>> start GIVEN DATA

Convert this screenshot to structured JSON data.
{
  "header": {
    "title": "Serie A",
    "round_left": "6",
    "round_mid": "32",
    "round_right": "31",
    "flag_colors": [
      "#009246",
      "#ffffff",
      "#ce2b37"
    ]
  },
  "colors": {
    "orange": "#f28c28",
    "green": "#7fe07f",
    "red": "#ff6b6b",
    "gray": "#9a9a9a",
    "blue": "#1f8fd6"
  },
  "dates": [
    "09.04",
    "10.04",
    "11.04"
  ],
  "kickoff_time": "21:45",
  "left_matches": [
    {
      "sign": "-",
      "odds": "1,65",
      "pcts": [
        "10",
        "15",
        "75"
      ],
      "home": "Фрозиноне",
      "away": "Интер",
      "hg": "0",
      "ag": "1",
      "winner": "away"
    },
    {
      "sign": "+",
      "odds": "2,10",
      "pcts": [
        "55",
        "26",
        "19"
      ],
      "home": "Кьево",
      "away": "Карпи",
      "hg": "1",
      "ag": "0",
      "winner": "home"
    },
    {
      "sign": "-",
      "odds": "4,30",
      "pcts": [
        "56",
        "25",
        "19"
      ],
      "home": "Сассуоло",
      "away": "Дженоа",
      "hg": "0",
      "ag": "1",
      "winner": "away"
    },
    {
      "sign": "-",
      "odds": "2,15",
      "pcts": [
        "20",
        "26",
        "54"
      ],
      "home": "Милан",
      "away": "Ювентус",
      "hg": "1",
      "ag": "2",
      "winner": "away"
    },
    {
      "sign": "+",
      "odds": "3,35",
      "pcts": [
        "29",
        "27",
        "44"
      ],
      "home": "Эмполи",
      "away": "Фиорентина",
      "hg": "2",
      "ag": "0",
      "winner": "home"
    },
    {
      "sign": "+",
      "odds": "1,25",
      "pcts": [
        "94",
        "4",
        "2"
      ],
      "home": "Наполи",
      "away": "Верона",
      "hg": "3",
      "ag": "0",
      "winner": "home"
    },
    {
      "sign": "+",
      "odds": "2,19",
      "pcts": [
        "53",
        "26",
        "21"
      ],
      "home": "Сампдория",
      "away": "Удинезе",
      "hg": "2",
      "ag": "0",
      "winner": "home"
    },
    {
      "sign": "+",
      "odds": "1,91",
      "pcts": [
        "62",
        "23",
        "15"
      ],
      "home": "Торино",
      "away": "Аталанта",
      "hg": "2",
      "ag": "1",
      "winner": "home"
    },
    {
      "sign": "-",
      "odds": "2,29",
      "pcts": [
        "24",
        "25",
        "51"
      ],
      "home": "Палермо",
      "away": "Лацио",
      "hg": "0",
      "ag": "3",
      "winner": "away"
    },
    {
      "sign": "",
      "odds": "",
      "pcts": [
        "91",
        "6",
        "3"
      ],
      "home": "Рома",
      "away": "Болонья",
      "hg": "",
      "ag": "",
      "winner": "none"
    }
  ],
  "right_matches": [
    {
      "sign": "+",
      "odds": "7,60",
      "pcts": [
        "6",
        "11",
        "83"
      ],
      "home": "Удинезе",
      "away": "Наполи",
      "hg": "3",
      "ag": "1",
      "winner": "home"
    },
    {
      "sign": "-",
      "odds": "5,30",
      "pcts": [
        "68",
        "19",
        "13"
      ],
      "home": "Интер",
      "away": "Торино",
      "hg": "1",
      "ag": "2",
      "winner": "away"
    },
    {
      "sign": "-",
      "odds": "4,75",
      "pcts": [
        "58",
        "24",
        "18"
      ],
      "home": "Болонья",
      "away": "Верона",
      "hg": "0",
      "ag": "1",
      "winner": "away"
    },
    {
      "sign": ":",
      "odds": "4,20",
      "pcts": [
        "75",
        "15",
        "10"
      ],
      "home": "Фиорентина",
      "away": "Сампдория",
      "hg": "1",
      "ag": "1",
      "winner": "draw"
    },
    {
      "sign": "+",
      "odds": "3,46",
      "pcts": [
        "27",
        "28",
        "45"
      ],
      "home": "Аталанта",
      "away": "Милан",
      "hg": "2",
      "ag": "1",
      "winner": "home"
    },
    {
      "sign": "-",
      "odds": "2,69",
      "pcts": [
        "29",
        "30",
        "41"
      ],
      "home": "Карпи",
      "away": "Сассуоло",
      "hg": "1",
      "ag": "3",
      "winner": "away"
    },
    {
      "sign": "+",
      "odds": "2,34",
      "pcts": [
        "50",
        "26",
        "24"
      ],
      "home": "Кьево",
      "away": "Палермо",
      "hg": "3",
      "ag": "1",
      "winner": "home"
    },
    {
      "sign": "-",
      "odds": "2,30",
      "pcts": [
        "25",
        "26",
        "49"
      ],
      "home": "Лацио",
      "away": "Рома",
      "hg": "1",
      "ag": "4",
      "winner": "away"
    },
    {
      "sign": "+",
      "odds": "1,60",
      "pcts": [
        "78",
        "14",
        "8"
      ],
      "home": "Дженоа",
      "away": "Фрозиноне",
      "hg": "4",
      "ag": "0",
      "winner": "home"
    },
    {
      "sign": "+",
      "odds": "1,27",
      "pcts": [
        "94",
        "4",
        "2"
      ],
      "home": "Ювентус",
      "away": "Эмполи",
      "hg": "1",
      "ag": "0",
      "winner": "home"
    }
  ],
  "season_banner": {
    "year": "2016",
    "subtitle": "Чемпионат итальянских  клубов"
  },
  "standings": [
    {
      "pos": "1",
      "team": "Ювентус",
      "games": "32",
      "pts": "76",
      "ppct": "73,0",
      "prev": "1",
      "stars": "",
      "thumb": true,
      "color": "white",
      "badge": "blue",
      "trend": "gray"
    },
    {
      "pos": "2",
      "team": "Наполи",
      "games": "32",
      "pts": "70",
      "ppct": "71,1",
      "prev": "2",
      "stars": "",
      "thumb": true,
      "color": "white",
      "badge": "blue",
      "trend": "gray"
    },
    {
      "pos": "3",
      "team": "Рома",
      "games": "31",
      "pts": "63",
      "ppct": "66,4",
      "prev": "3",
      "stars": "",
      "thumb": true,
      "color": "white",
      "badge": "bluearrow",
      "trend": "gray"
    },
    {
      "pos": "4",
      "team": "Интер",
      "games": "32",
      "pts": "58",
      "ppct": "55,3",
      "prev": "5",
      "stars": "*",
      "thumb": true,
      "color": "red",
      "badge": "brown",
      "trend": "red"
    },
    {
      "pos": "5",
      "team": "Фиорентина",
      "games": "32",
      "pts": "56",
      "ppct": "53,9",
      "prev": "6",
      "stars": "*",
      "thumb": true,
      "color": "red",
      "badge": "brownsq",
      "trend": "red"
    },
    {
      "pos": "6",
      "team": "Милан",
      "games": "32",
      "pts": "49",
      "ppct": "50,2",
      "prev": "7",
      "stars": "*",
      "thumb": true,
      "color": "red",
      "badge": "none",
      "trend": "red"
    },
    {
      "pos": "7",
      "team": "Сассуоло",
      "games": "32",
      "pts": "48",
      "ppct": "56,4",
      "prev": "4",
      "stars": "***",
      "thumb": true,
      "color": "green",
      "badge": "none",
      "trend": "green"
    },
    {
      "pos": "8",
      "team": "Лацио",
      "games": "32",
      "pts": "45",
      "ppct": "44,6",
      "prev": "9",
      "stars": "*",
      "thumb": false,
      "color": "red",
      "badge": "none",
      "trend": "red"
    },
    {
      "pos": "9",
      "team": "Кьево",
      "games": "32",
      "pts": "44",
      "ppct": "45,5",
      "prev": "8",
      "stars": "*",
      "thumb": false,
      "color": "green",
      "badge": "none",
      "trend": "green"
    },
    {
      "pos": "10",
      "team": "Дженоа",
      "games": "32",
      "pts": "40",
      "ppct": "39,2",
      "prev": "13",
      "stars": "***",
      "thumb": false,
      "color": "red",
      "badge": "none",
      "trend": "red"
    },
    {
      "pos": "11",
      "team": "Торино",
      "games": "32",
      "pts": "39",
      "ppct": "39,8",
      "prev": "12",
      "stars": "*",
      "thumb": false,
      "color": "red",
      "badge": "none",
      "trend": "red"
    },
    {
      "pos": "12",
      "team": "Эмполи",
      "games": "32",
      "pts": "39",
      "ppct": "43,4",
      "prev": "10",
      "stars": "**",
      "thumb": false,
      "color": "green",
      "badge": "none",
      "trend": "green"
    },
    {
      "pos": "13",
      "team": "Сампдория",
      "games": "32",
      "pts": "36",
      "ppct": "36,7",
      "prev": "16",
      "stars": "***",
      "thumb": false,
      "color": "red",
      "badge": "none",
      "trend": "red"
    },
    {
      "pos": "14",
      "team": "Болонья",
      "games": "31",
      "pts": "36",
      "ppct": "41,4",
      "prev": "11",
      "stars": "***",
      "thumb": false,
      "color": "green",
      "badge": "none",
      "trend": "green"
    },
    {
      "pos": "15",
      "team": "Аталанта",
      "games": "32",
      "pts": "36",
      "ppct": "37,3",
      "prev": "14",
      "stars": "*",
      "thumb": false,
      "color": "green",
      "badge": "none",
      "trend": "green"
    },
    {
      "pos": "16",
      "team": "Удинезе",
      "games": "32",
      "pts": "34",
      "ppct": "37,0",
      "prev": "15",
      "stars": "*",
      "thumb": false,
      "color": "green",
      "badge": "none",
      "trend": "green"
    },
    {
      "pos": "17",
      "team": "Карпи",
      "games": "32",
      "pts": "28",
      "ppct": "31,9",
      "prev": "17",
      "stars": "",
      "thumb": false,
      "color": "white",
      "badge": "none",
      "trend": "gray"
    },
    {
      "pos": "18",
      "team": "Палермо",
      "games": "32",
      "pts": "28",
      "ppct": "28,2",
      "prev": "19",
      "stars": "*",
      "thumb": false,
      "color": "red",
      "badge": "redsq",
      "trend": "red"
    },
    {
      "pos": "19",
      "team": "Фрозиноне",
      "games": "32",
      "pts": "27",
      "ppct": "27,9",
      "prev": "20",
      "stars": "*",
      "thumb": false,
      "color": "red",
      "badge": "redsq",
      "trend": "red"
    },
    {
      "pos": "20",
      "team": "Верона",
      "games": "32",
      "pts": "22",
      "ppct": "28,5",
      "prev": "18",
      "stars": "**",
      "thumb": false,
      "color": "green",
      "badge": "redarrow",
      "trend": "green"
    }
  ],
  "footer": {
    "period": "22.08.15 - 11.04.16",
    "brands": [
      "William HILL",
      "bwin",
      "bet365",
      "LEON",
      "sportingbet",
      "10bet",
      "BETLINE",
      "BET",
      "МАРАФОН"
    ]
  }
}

>> end GIVEN DATA

> [EXERCISE TASK] Of the lines in the listing above, how many hold the string "Фрозиноне"? Reply with the number only.

> [COMPLETE OUTPUT] 3